Restate all of the entries exactly, dropping any pictures they hold.

++++ Record excerpts ++++

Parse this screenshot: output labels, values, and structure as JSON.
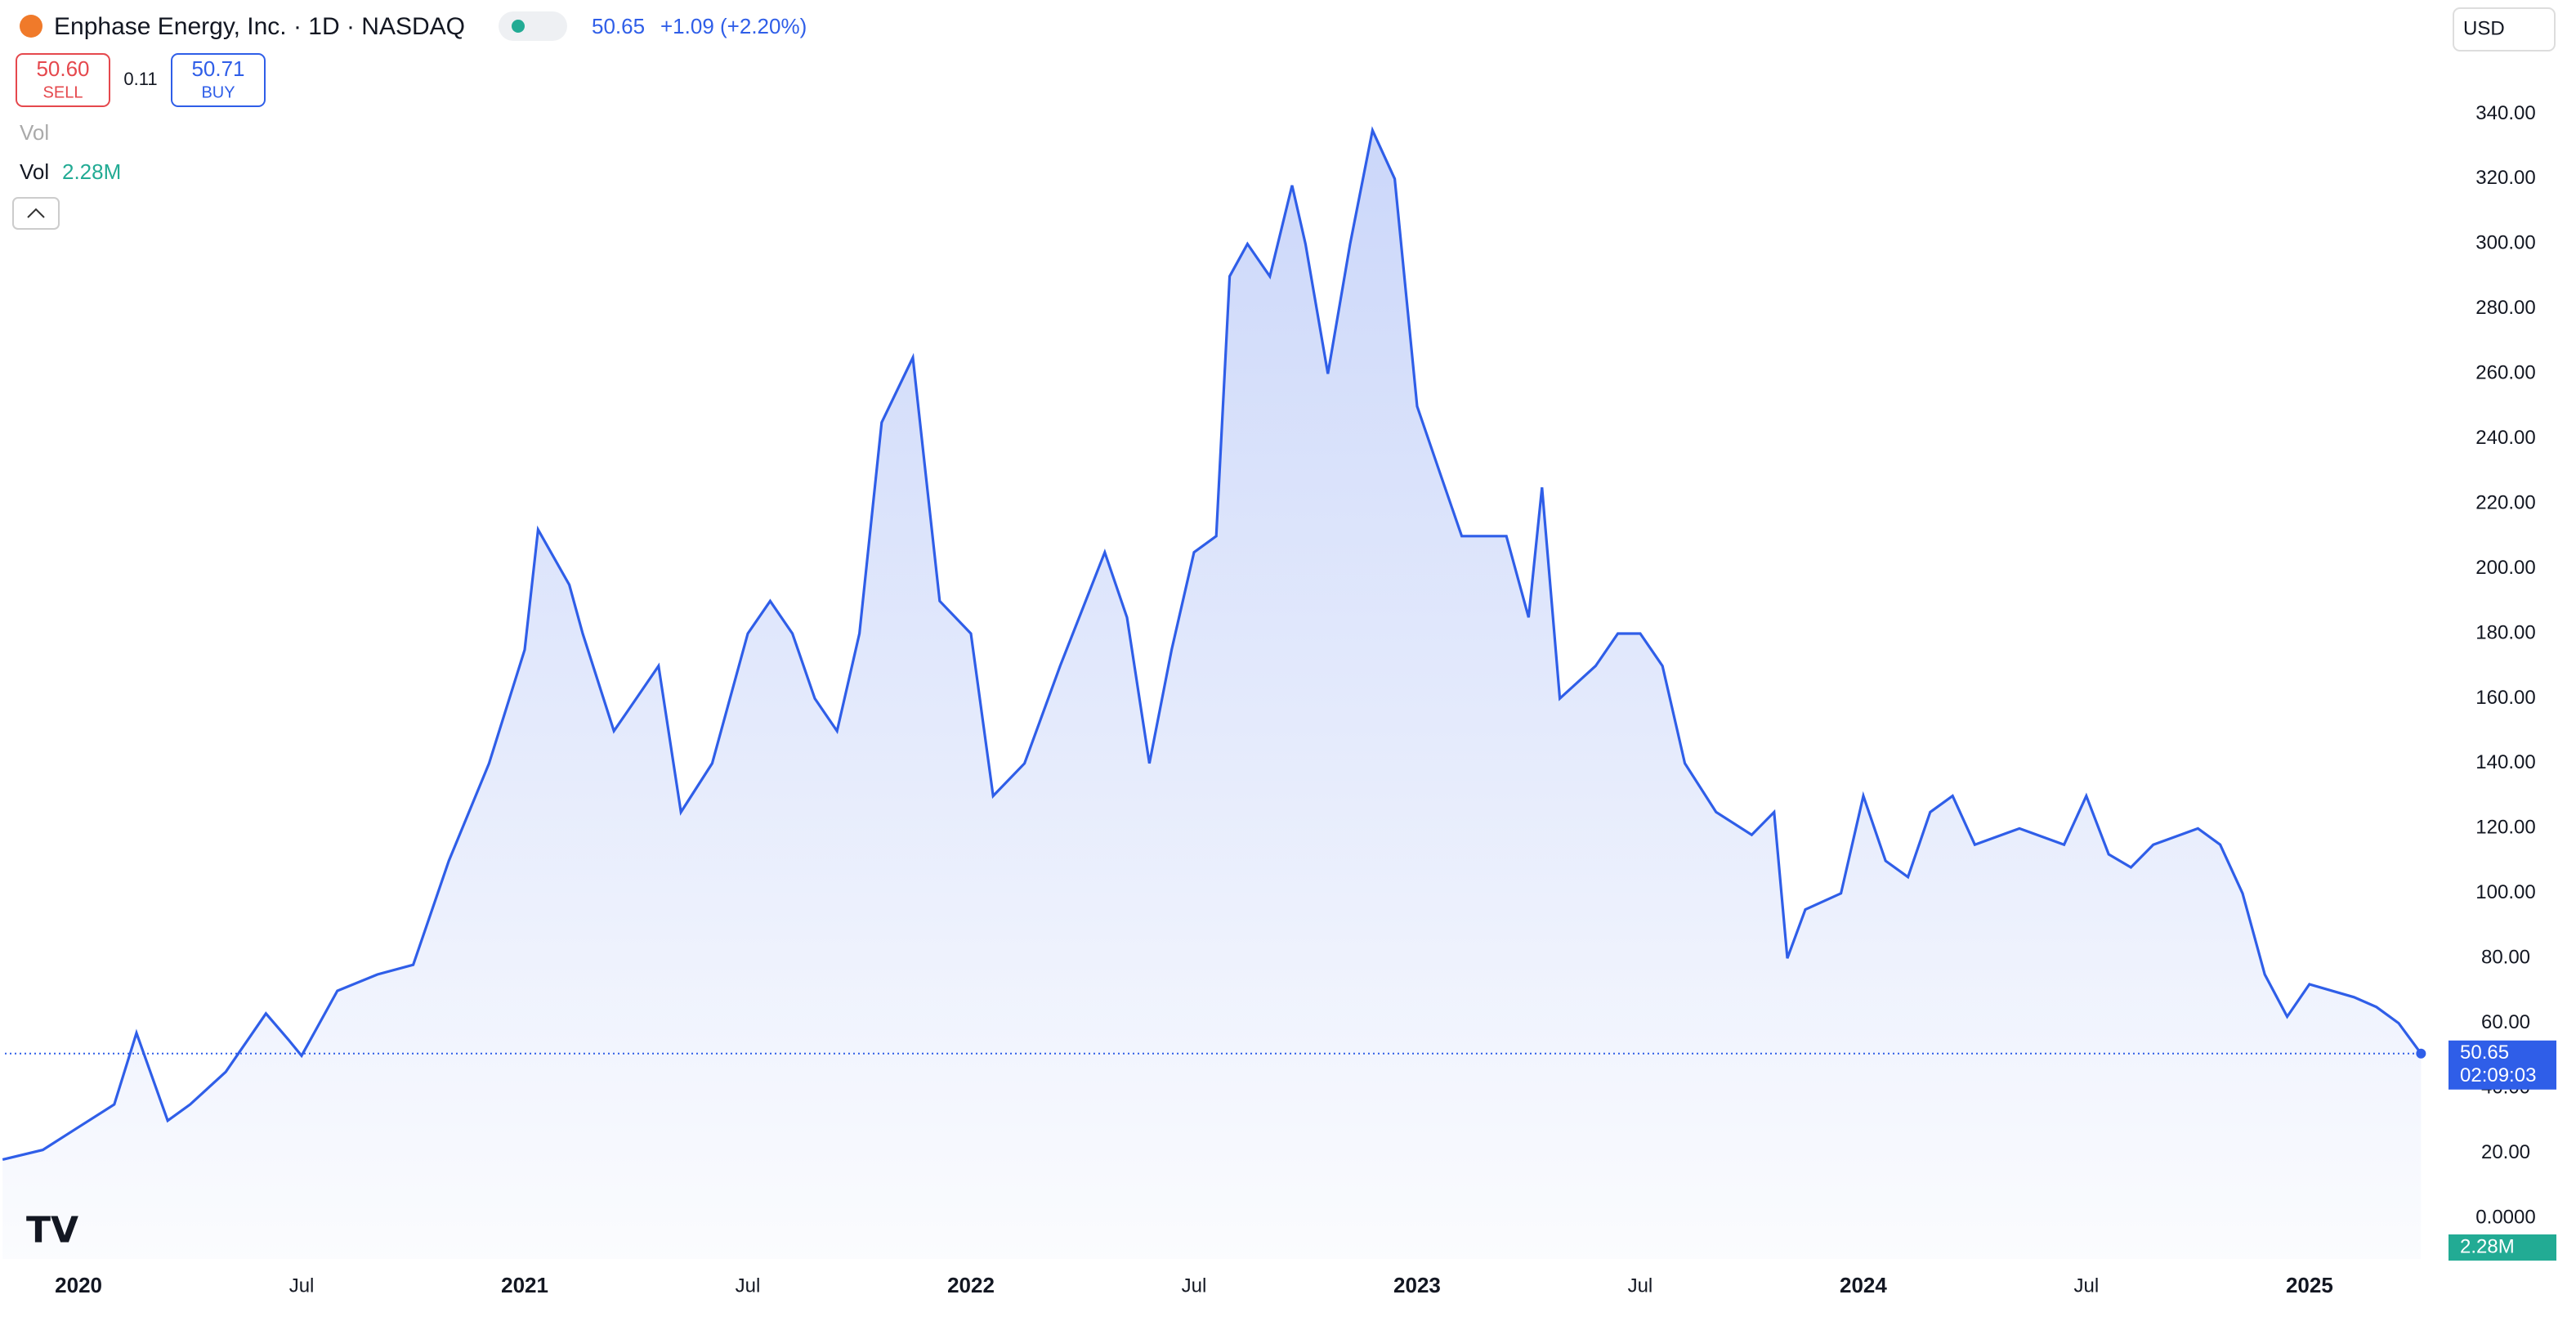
{
  "header": {
    "title": "Enphase Energy, Inc. · 1D · NASDAQ",
    "change": "+1.09 (+2.20%)",
    "sell_price": "50.60",
    "sell": "SELL",
    "spread": "0.11",
    "buy_price": "50.71",
    "buy": "BUY",
    "vol_hidden": "Vol",
    "vol": "Vol",
    "vol_value": "2.28M",
    "currency": "USD"
  },
  "chart_data": {
    "type": "line",
    "color": "#2f5ee8",
    "countdown": "02:09:03",
    "series": [
      {
        "name": "Enphase Energy, Inc.",
        "color": "#2f5ee8",
        "x": [
          2019.83,
          2019.92,
          2020.0,
          2020.08,
          2020.13,
          2020.2,
          2020.25,
          2020.33,
          2020.42,
          2020.47,
          2020.5,
          2020.58,
          2020.67,
          2020.75,
          2020.83,
          2020.92,
          2021.0,
          2021.03,
          2021.1,
          2021.13,
          2021.2,
          2021.25,
          2021.3,
          2021.35,
          2021.42,
          2021.5,
          2021.55,
          2021.6,
          2021.65,
          2021.7,
          2021.75,
          2021.8,
          2021.87,
          2021.93,
          2022.0,
          2022.05,
          2022.12,
          2022.2,
          2022.3,
          2022.35,
          2022.4,
          2022.45,
          2022.5,
          2022.55,
          2022.58,
          2022.62,
          2022.67,
          2022.72,
          2022.75,
          2022.8,
          2022.85,
          2022.9,
          2022.95,
          2023.0,
          2023.05,
          2023.1,
          2023.2,
          2023.25,
          2023.28,
          2023.32,
          2023.4,
          2023.45,
          2023.5,
          2023.55,
          2023.6,
          2023.67,
          2023.75,
          2023.8,
          2023.83,
          2023.87,
          2023.95,
          2024.0,
          2024.05,
          2024.1,
          2024.15,
          2024.2,
          2024.25,
          2024.35,
          2024.45,
          2024.5,
          2024.55,
          2024.6,
          2024.65,
          2024.75,
          2024.8,
          2024.85,
          2024.9,
          2024.95,
          2025.0,
          2025.1,
          2025.15,
          2025.2,
          2025.25
        ],
        "values": [
          18,
          21,
          28,
          35,
          57,
          30,
          35,
          45,
          63,
          55,
          50,
          70,
          75,
          78,
          110,
          140,
          175,
          212,
          195,
          180,
          150,
          160,
          170,
          125,
          140,
          180,
          190,
          180,
          160,
          150,
          180,
          245,
          265,
          190,
          180,
          130,
          140,
          170,
          205,
          185,
          140,
          175,
          205,
          210,
          290,
          300,
          290,
          318,
          300,
          260,
          300,
          335,
          320,
          250,
          230,
          210,
          210,
          185,
          225,
          160,
          170,
          180,
          180,
          170,
          140,
          125,
          118,
          125,
          80,
          95,
          100,
          130,
          110,
          105,
          125,
          130,
          115,
          120,
          115,
          130,
          112,
          108,
          115,
          120,
          115,
          100,
          75,
          62,
          72,
          68,
          65,
          60,
          50.65
        ]
      }
    ],
    "xlim": [
      2019.835,
      2025.264
    ],
    "ylim": [
      -12.6,
      360
    ],
    "xticks": [
      2020,
      {
        "value": 2020.5,
        "label": "Jul"
      },
      2021,
      {
        "value": 2021.5,
        "label": "Jul"
      },
      2022,
      {
        "value": 2022.5,
        "label": "Jul"
      },
      2023,
      {
        "value": 2023.5,
        "label": "Jul"
      },
      2024,
      {
        "value": 2024.5,
        "label": "Jul"
      },
      2025
    ],
    "yticks": [
      {
        "value": 0,
        "label": "0.0000"
      },
      {
        "value": 20,
        "label": "20.00"
      },
      {
        "value": 40,
        "label": "40.00"
      },
      {
        "value": 60,
        "label": "60.00"
      },
      {
        "value": 80,
        "label": "80.00"
      },
      {
        "value": 100,
        "label": "100.00"
      },
      {
        "value": 120,
        "label": "120.00"
      },
      {
        "value": 140,
        "label": "140.00"
      },
      {
        "value": 160,
        "label": "160.00"
      },
      {
        "value": 180,
        "label": "180.00"
      },
      {
        "value": 200,
        "label": "200.00"
      },
      {
        "value": 220,
        "label": "220.00"
      },
      {
        "value": 240,
        "label": "240.00"
      },
      {
        "value": 260,
        "label": "260.00"
      },
      {
        "value": 280,
        "label": "280.00"
      },
      {
        "value": 300,
        "label": "300.00"
      },
      {
        "value": 320,
        "label": "320.00"
      },
      {
        "value": 340,
        "label": "340.00"
      }
    ]
  }
}
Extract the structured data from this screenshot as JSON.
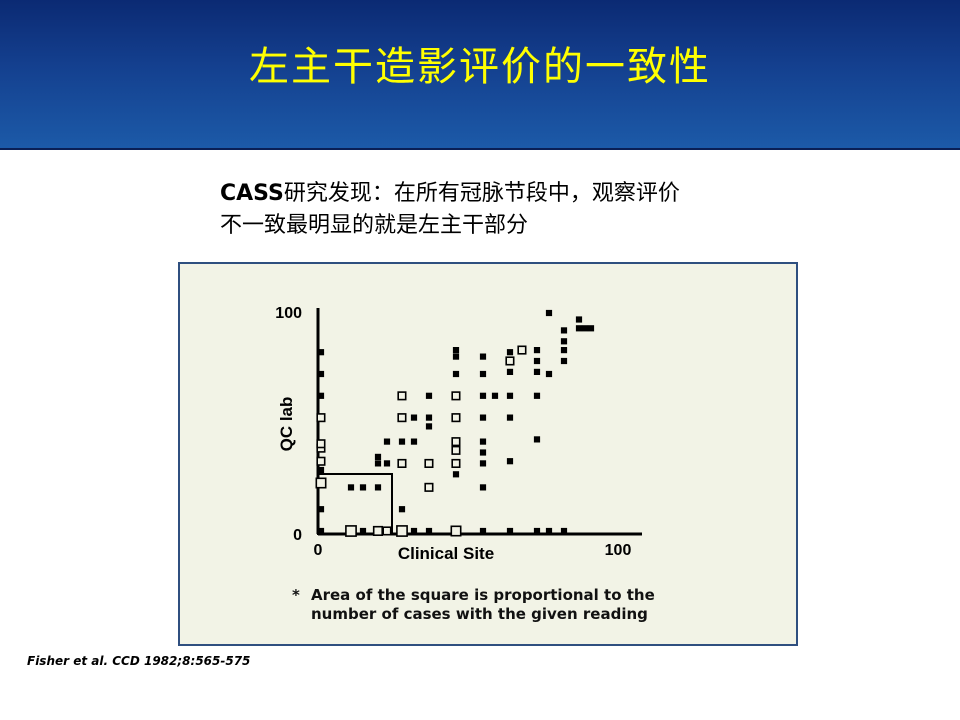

++++

> [Task response]:
Parse this screenshot: output labels, values, and structure as JSON.
{
  "header": {
    "title": "Enphase Energy, Inc. · 1D · NASDAQ",
    "change": "+1.09 (+2.20%)",
    "sell_price": "50.60",
    "sell": "SELL",
    "spread": "0.11",
    "buy_price": "50.71",
    "buy": "BUY",
    "vol_hidden": "Vol",
    "vol": "Vol",
    "vol_value": "2.28M",
    "currency": "USD"
  },
  "chart_data": {
    "type": "line",
    "color": "#2f5ee8",
    "countdown": "02:09:03",
    "series": [
      {
        "name": "Enphase Energy, Inc.",
        "color": "#2f5ee8",
        "x": [
          2019.83,
          2019.92,
          2020.0,
          2020.08,
          2020.13,
          2020.2,
          2020.25,
          2020.33,
          2020.42,
          2020.47,
          2020.5,
          2020.58,
          2020.67,
          2020.75,
          2020.83,
          2020.92,
          2021.0,
          2021.03,
          2021.1,
          2021.13,
          2021.2,
          2021.25,
          2021.3,
          2021.35,
          2021.42,
          2021.5,
          2021.55,
          2021.6,
          2021.65,
          2021.7,
          2021.75,
          2021.8,
          2021.87,
          2021.93,
          2022.0,
          2022.05,
          2022.12,
          2022.2,
          2022.3,
          2022.35,
          2022.4,
          2022.45,
          2022.5,
          2022.55,
          2022.58,
          2022.62,
          2022.67,
          2022.72,
          2022.75,
          2022.8,
          2022.85,
          2022.9,
          2022.95,
          2023.0,
          2023.05,
          2023.1,
          2023.2,
          2023.25,
          2023.28,
          2023.32,
          2023.4,
          2023.45,
          2023.5,
          2023.55,
          2023.6,
          2023.67,
          2023.75,
          2023.8,
          2023.83,
          2023.87,
          2023.95,
          2024.0,
          2024.05,
          2024.1,
          2024.15,
          2024.2,
          2024.25,
          2024.35,
          2024.45,
          2024.5,
          2024.55,
          2024.6,
          2024.65,
          2024.75,
          2024.8,
          2024.85,
          2024.9,
          2024.95,
          2025.0,
          2025.1,
          2025.15,
          2025.2,
          2025.25
        ],
        "values": [
          18,
          21,
          28,
          35,
          57,
          30,
          35,
          45,
          63,
          55,
          50,
          70,
          75,
          78,
          110,
          140,
          175,
          212,
          195,
          180,
          150,
          160,
          170,
          125,
          140,
          180,
          190,
          180,
          160,
          150,
          180,
          245,
          265,
          190,
          180,
          130,
          140,
          170,
          205,
          185,
          140,
          175,
          205,
          210,
          290,
          300,
          290,
          318,
          300,
          260,
          300,
          335,
          320,
          250,
          230,
          210,
          210,
          185,
          225,
          160,
          170,
          180,
          180,
          170,
          140,
          125,
          118,
          125,
          80,
          95,
          100,
          130,
          110,
          105,
          125,
          130,
          115,
          120,
          115,
          130,
          112,
          108,
          115,
          120,
          115,
          100,
          75,
          62,
          72,
          68,
          65,
          60,
          50.65
        ]
      }
    ],
    "xlim": [
      2019.835,
      2025.264
    ],
    "ylim": [
      -12.6,
      360
    ],
    "xticks": [
      2020,
      {
        "value": 2020.5,
        "label": "Jul"
      },
      2021,
      {
        "value": 2021.5,
        "label": "Jul"
      },
      2022,
      {
        "value": 2022.5,
        "label": "Jul"
      },
      2023,
      {
        "value": 2023.5,
        "label": "Jul"
      },
      2024,
      {
        "value": 2024.5,
        "label": "Jul"
      },
      2025
    ],
    "yticks": [
      {
        "value": 0,
        "label": "0.0000"
      },
      {
        "value": 20,
        "label": "20.00"
      },
      {
        "value": 40,
        "label": "40.00"
      },
      {
        "value": 60,
        "label": "60.00"
      },
      {
        "value": 80,
        "label": "80.00"
      },
      {
        "value": 100,
        "label": "100.00"
      },
      {
        "value": 120,
        "label": "120.00"
      },
      {
        "value": 140,
        "label": "140.00"
      },
      {
        "value": 160,
        "label": "160.00"
      },
      {
        "value": 180,
        "label": "180.00"
      },
      {
        "value": 200,
        "label": "200.00"
      },
      {
        "value": 220,
        "label": "220.00"
      },
      {
        "value": 240,
        "label": "240.00"
      },
      {
        "value": 260,
        "label": "260.00"
      },
      {
        "value": 280,
        "label": "280.00"
      },
      {
        "value": 300,
        "label": "300.00"
      },
      {
        "value": 320,
        "label": "320.00"
      },
      {
        "value": 340,
        "label": "340.00"
      }
    ]
  }
}
Extract the structured data from this screenshot as JSON.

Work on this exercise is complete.